Records to process:
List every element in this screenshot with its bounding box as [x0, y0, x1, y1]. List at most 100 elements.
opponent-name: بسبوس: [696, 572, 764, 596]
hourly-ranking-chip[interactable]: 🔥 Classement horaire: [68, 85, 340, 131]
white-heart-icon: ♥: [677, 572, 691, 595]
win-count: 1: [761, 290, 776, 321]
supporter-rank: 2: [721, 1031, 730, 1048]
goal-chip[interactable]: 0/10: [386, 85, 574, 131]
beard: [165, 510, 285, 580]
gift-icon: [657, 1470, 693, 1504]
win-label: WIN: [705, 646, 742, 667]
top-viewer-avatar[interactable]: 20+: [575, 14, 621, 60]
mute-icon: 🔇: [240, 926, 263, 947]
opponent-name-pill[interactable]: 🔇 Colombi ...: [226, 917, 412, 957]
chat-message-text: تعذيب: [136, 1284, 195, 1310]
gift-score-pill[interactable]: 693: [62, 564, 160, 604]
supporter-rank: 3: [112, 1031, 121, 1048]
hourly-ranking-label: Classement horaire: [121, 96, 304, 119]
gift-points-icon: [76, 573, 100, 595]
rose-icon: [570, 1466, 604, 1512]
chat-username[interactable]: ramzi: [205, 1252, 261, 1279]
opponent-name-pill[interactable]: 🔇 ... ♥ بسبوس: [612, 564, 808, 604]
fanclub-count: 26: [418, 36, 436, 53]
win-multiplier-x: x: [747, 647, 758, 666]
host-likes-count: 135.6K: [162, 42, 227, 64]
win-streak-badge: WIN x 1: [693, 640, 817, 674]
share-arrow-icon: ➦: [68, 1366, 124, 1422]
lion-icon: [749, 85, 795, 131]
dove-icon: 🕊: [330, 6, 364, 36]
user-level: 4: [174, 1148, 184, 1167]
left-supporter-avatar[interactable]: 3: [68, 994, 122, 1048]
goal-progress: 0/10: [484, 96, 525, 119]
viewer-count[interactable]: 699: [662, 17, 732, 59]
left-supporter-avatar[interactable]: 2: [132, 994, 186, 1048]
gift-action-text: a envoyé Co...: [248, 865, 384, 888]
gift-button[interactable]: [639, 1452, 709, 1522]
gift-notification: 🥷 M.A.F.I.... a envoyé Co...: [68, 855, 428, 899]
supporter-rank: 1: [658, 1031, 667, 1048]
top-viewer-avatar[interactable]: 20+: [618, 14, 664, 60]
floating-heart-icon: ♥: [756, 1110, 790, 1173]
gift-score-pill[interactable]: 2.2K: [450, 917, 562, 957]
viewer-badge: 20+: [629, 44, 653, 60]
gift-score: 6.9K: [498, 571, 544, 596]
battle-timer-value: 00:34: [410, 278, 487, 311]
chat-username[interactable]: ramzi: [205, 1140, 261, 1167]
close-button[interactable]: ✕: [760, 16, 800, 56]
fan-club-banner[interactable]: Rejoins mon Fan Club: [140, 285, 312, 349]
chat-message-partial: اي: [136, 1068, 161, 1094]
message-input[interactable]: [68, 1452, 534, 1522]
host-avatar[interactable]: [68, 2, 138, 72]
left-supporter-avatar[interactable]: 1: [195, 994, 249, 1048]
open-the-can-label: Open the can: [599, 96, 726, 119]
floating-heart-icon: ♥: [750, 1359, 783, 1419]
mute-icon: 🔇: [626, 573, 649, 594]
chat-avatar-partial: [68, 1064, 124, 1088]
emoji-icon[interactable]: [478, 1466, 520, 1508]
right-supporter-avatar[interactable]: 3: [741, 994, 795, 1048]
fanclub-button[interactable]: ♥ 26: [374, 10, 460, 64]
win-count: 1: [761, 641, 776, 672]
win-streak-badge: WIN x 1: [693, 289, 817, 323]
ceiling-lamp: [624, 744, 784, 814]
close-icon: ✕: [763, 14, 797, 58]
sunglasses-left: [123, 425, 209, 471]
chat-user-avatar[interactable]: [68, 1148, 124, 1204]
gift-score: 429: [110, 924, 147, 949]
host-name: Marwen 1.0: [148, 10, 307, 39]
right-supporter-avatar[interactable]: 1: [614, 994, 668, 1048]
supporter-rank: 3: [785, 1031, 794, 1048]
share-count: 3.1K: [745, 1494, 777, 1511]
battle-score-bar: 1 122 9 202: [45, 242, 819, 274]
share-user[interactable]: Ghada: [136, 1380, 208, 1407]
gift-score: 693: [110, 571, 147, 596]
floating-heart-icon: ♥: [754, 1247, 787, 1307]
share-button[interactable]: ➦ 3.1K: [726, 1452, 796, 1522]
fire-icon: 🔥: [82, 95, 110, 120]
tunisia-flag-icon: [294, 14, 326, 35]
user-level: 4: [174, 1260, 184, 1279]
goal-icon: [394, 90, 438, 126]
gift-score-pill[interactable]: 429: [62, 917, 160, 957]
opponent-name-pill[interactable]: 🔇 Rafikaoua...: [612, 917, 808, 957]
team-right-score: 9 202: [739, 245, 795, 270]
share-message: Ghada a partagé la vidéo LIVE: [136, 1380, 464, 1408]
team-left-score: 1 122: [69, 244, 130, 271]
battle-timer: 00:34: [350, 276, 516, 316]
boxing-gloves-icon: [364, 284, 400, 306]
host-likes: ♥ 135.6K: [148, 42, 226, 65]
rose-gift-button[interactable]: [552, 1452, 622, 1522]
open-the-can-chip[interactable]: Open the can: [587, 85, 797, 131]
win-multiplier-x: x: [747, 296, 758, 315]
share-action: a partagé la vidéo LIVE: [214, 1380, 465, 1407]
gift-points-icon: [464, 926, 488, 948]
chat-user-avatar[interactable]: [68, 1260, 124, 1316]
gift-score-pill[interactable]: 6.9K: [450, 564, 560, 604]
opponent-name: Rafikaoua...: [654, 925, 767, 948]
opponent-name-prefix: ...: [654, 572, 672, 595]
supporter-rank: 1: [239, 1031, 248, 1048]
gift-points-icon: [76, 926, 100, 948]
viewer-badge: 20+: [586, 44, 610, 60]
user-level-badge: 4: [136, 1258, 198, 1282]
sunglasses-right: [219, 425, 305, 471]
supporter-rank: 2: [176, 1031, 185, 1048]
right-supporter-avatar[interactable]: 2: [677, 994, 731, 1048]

Instructions for the task: Put each line of the records above into a Markdown table with two columns, "Row" and "Line", numbering the rows and leaving out blank lines.

Final answer:
| Row | Line |
|---|---|
| 1 | List every element in this screenshot with its bounding box as [x0, y0, x1, y1]. List at most 100 elements. |
| 2 | opponent-name: بسبوس: [696, 572, 764, 596] |
| 3 | hourly-ranking-chip[interactable]: 🔥 Classement horaire: [68, 85, 340, 131] |
| 4 | white-heart-icon: ♥: [677, 572, 691, 595] |
| 5 | win-count: 1: [761, 290, 776, 321] |
| 6 | supporter-rank: 2: [721, 1031, 730, 1048] |
| 7 | goal-chip[interactable]: 0/10: [386, 85, 574, 131] |
| 8 | beard: [165, 510, 285, 580] |
| 9 | gift-icon: [657, 1470, 693, 1504] |
| 10 | win-label: WIN: [705, 646, 742, 667] |
| 11 | top-viewer-avatar[interactable]: 20+: [575, 14, 621, 60] |
| 12 | mute-icon: 🔇: [240, 926, 263, 947] |
| 13 | opponent-name-pill[interactable]: 🔇 Colombi ...: [226, 917, 412, 957] |
| 14 | chat-message-text: تعذيب: [136, 1284, 195, 1310] |
| 15 | gift-score-pill[interactable]: 693: [62, 564, 160, 604] |
| 16 | supporter-rank: 3: [112, 1031, 121, 1048] |
| 17 | hourly-ranking-label: Classement horaire: [121, 96, 304, 119] |
| 18 | gift-points-icon: [76, 573, 100, 595] |
| 19 | rose-icon: [570, 1466, 604, 1512] |
| 20 | chat-username[interactable]: ramzi: [205, 1252, 261, 1279] |
| 21 | opponent-name-pill[interactable]: 🔇 ... ♥ بسبوس: [612, 564, 808, 604] |
| 22 | fanclub-count: 26: [418, 36, 436, 53] |
| 23 | win-multiplier-x: x: [747, 647, 758, 666] |
| 24 | host-likes-count: 135.6K: [162, 42, 227, 64] |
| 25 | win-streak-badge: WIN x 1: [693, 640, 817, 674] |
| 26 | share-arrow-icon: ➦: [68, 1366, 124, 1422] |
| 27 | lion-icon: [749, 85, 795, 131] |
| 28 | dove-icon: 🕊: [330, 6, 364, 36] |
| 29 | user-level: 4: [174, 1148, 184, 1167] |
| 30 | left-supporter-avatar[interactable]: 3: [68, 994, 122, 1048] |
| 31 | goal-progress: 0/10: [484, 96, 525, 119] |
| 32 | viewer-count[interactable]: 699: [662, 17, 732, 59] |
| 33 | left-supporter-avatar[interactable]: 2: [132, 994, 186, 1048] |
| 34 | gift-action-text: a envoyé Co...: [248, 865, 384, 888] |
| 35 | gift-button[interactable]: [639, 1452, 709, 1522] |
| 36 | gift-notification: 🥷 M.A.F.I.... a envoyé Co...: [68, 855, 428, 899] |
| 37 | supporter-rank: 1: [658, 1031, 667, 1048] |
| 38 | top-viewer-avatar[interactable]: 20+: [618, 14, 664, 60] |
| 39 | floating-heart-icon: ♥: [756, 1110, 790, 1173] |
| 40 | gift-score-pill[interactable]: 2.2K: [450, 917, 562, 957] |
| 41 | viewer-badge: 20+: [629, 44, 653, 60] |
| 42 | gift-score: 6.9K: [498, 571, 544, 596] |
| 43 | battle-timer-value: 00:34: [410, 278, 487, 311] |
| 44 | chat-username[interactable]: ramzi: [205, 1140, 261, 1167] |
| 45 | close-button[interactable]: ✕: [760, 16, 800, 56] |
| 46 | fan-club-banner[interactable]: Rejoins mon Fan Club: [140, 285, 312, 349] |
| 47 | chat-message-partial: اي: [136, 1068, 161, 1094] |
| 48 | message-input[interactable]: [68, 1452, 534, 1522] |
| 49 | host-avatar[interactable]: [68, 2, 138, 72] |
| 50 | left-supporter-avatar[interactable]: 1: [195, 994, 249, 1048] |
| 51 | open-the-can-label: Open the can: [599, 96, 726, 119] |
| 52 | floating-heart-icon: ♥: [750, 1359, 783, 1419] |
| 53 | mute-icon: 🔇: [626, 573, 649, 594] |
| 54 | chat-avatar-partial: [68, 1064, 124, 1088] |
| 55 | emoji-icon[interactable]: [478, 1466, 520, 1508] |
| 56 | right-supporter-avatar[interactable]: 3: [741, 994, 795, 1048] |
| 57 | fanclub-button[interactable]: ♥ 26: [374, 10, 460, 64] |
| 58 | win-count: 1: [761, 641, 776, 672] |
| 59 | win-streak-badge: WIN x 1: [693, 289, 817, 323] |
| 60 | ceiling-lamp: [624, 744, 784, 814] |
| 61 | close-icon: ✕: [763, 14, 797, 58] |
| 62 | sunglasses-left: [123, 425, 209, 471] |
| 63 | chat-user-avatar[interactable]: [68, 1148, 124, 1204] |
| 64 | gift-score: 429: [110, 924, 147, 949] |
| 65 | host-name: Marwen 1.0: [148, 10, 307, 39] |
| 66 | right-supporter-avatar[interactable]: 1: [614, 994, 668, 1048] |
| 67 | supporter-rank: 3: [785, 1031, 794, 1048] |
| 68 | share-count: 3.1K: [745, 1494, 777, 1511] |
| 69 | battle-score-bar: 1 122 9 202: [45, 242, 819, 274] |
| 70 | share-user[interactable]: Ghada: [136, 1380, 208, 1407] |
| 71 | gift-score: 693: [110, 571, 147, 596] |
| 72 | floating-heart-icon: ♥: [754, 1247, 787, 1307] |
| 73 | share-button[interactable]: ➦ 3.1K: [726, 1452, 796, 1522] |
| 74 | fire-icon: 🔥: [82, 95, 110, 120] |
| 75 | tunisia-flag-icon: [294, 14, 326, 35] |
| 76 | user-level: 4: [174, 1260, 184, 1279] |
| 77 | goal-icon: [394, 90, 438, 126] |
| 78 | gift-score-pill[interactable]: 429: [62, 917, 160, 957] |
| 79 | opponent-name-pill[interactable]: 🔇 Rafikaoua...: [612, 917, 808, 957] |
| 80 | team-right-score: 9 202: [739, 245, 795, 270] |
| 81 | share-message: Ghada a partagé la vidéo LIVE: [136, 1380, 464, 1408] |
| 82 | team-left-score: 1 122: [69, 244, 130, 271] |
| 83 | battle-timer: 00:34: [350, 276, 516, 316] |
| 84 | boxing-gloves-icon: [364, 284, 400, 306] |
| 85 | host-likes: ♥ 135.6K: [148, 42, 226, 65] |
| 86 | rose-gift-button[interactable]: [552, 1452, 622, 1522] |
| 87 | open-the-can-chip[interactable]: Open the can: [587, 85, 797, 131] |
| 88 | win-multiplier-x: x: [747, 296, 758, 315] |
| 89 | share-action: a partagé la vidéo LIVE: [214, 1380, 465, 1407] |
| 90 | gift-points-icon: [464, 926, 488, 948] |
| 91 | chat-user-avatar[interactable]: [68, 1260, 124, 1316] |
| 92 | gift-score-pill[interactable]: 6.9K: [450, 564, 560, 604] |
| 93 | opponent-name: Rafikaoua...: [654, 925, 767, 948] |
| 94 | opponent-name-prefix: ...: [654, 572, 672, 595] |
| 95 | supporter-rank: 1: [239, 1031, 248, 1048] |
| 96 | gift-points-icon: [76, 926, 100, 948] |
| 97 | viewer-badge: 20+: [586, 44, 610, 60] |
| 98 | user-level-badge: 4: [136, 1258, 198, 1282] |
| 99 | sunglasses-right: [219, 425, 305, 471] |
| 100 | supporter-rank: 2: [176, 1031, 185, 1048] |
| 101 | right-supporter-avatar[interactable]: 2: [677, 994, 731, 1048] |